**What the exercise asks:** Extract all data as written.

::::

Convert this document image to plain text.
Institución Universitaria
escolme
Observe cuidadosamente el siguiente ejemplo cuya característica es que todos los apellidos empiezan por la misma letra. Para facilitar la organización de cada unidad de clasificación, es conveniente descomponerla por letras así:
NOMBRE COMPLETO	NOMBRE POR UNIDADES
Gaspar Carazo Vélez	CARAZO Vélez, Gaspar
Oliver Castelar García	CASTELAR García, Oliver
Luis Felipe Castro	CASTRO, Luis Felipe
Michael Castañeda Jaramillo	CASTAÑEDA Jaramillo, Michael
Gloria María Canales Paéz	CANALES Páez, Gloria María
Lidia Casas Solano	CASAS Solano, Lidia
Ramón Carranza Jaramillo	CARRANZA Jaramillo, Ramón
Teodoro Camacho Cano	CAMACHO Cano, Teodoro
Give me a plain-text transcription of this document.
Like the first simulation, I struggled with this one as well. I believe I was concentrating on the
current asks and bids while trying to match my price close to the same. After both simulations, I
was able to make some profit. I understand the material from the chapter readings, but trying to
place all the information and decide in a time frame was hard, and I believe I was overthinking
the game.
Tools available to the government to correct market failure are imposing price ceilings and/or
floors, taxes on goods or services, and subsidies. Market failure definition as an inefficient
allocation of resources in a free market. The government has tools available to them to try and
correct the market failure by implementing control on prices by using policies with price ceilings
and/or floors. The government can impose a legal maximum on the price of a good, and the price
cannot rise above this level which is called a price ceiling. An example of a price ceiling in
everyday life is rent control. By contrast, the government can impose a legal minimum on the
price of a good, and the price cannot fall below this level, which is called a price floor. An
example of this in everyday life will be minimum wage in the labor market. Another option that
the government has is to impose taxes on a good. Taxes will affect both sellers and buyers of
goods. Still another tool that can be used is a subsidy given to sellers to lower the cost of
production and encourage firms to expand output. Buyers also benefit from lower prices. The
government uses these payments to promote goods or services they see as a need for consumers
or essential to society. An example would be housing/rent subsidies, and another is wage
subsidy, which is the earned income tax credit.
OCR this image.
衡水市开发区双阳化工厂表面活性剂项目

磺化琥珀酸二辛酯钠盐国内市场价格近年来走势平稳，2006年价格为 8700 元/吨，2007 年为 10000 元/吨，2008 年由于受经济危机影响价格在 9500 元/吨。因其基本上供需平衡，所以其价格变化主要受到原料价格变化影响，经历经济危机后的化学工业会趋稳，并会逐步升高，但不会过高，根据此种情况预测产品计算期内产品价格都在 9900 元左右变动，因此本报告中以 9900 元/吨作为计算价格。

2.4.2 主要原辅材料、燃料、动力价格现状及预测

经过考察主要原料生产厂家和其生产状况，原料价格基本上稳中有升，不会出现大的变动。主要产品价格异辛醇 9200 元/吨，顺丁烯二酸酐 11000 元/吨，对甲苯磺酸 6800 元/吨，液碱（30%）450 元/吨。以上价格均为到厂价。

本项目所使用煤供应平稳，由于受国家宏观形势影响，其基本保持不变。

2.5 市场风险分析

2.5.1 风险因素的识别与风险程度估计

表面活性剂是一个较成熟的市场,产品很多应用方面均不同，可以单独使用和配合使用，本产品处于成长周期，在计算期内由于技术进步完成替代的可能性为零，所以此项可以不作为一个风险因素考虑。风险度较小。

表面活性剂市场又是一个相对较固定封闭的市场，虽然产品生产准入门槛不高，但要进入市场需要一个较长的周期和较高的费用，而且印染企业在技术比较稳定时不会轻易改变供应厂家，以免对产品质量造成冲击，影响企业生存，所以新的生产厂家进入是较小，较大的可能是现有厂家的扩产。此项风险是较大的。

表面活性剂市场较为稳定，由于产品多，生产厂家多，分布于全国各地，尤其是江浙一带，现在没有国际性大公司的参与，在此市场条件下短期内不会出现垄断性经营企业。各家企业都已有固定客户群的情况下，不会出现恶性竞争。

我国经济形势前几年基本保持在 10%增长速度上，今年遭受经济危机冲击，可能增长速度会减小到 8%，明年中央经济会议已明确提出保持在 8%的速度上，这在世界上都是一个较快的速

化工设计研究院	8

::::

**Written reply:**
Convert this document image to plain text.
Institución Universitaria
escolme
Observe cuidadosamente el siguiente ejemplo cuya característica es que todos los apellidos empiezan por la misma letra. Para facilitar la organización de cada unidad de clasificación, es conveniente descomponerla por letras así:
NOMBRE COMPLETO	NOMBRE POR UNIDADES
Gaspar Carazo Vélez	CARAZO Vélez, Gaspar
Oliver Castelar García	CASTELAR García, Oliver
Luis Felipe Castro	CASTRO, Luis Felipe
Michael Castañeda Jaramillo	CASTAÑEDA Jaramillo, Michael
Gloria María Canales Paéz	CANALES Páez, Gloria María
Lidia Casas Solano	CASAS Solano, Lidia
Ramón Carranza Jaramillo	CARRANZA Jaramillo, Ramón
Teodoro Camacho Cano	CAMACHO Cano, Teodoro
Give me a plain-text transcription of this document.
Like the first simulation, I struggled with this one as well. I believe I was concentrating on the
current asks and bids while trying to match my price close to the same. After both simulations, I
was able to make some profit. I understand the material from the chapter readings, but trying to
place all the information and decide in a time frame was hard, and I believe I was overthinking
the game.
Tools available to the government to correct market failure are imposing price ceilings and/or
floors, taxes on goods or services, and subsidies. Market failure definition as an inefficient
allocation of resources in a free market. The government has tools available to them to try and
correct the market failure by implementing control on prices by using policies with price ceilings
and/or floors. The government can impose a legal maximum on the price of a good, and the price
cannot rise above this level which is called a price ceiling. An example of a price ceiling in
everyday life is rent control. By contrast, the government can impose a legal minimum on the
price of a good, and the price cannot fall below this level, which is called a price floor. An
example of this in everyday life will be minimum wage in the labor market. Another option that
the government has is to impose taxes on a good. Taxes will affect both sellers and buyers of
goods. Still another tool that can be used is a subsidy given to sellers to lower the cost of
production and encourage firms to expand output. Buyers also benefit from lower prices. The
government uses these payments to promote goods or services they see as a need for consumers
or essential to society. An example would be housing/rent subsidies, and another is wage
subsidy, which is the earned income tax credit.
OCR this image.
衡水市开发区双阳化工厂表面活性剂项目

磺化琥珀酸二辛酯钠盐国内市场价格近年来走势平稳，2006年价格为 8700 元/吨，2007 年为 10000 元/吨，2008 年由于受经济危机影响价格在 9500 元/吨。因其基本上供需平衡，所以其价格变化主要受到原料价格变化影响，经历经济危机后的化学工业会趋稳，并会逐步升高，但不会过高，根据此种情况预测产品计算期内产品价格都在 9900 元左右变动，因此本报告中以 9900 元/吨作为计算价格。

2.4.2 主要原辅材料、燃料、动力价格现状及预测

经过考察主要原料生产厂家和其生产状况，原料价格基本上稳中有升，不会出现大的变动。主要产品价格异辛醇 9200 元/吨，顺丁烯二酸酐 11000 元/吨，对甲苯磺酸 6800 元/吨，液碱（30%）450 元/吨。以上价格均为到厂价。

本项目所使用煤供应平稳，由于受国家宏观形势影响，其基本保持不变。

2.5 市场风险分析

2.5.1 风险因素的识别与风险程度估计

表面活性剂是一个较成熟的市场,产品很多应用方面均不同，可以单独使用和配合使用，本产品处于成长周期，在计算期内由于技术进步完成替代的可能性为零，所以此项可以不作为一个风险因素考虑。风险度较小。

表面活性剂市场又是一个相对较固定封闭的市场，虽然产品生产准入门槛不高，但要进入市场需要一个较长的周期和较高的费用，而且印染企业在技术比较稳定时不会轻易改变供应厂家，以免对产品质量造成冲击，影响企业生存，所以新的生产厂家进入是较小，较大的可能是现有厂家的扩产。此项风险是较大的。

表面活性剂市场较为稳定，由于产品多，生产厂家多，分布于全国各地，尤其是江浙一带，现在没有国际性大公司的参与，在此市场条件下短期内不会出现垄断性经营企业。各家企业都已有固定客户群的情况下，不会出现恶性竞争。

我国经济形势前几年基本保持在 10%增长速度上，今年遭受经济危机冲击，可能增长速度会减小到 8%，明年中央经济会议已明确提出保持在 8%的速度上，这在世界上都是一个较快的速

化工设计研究院	8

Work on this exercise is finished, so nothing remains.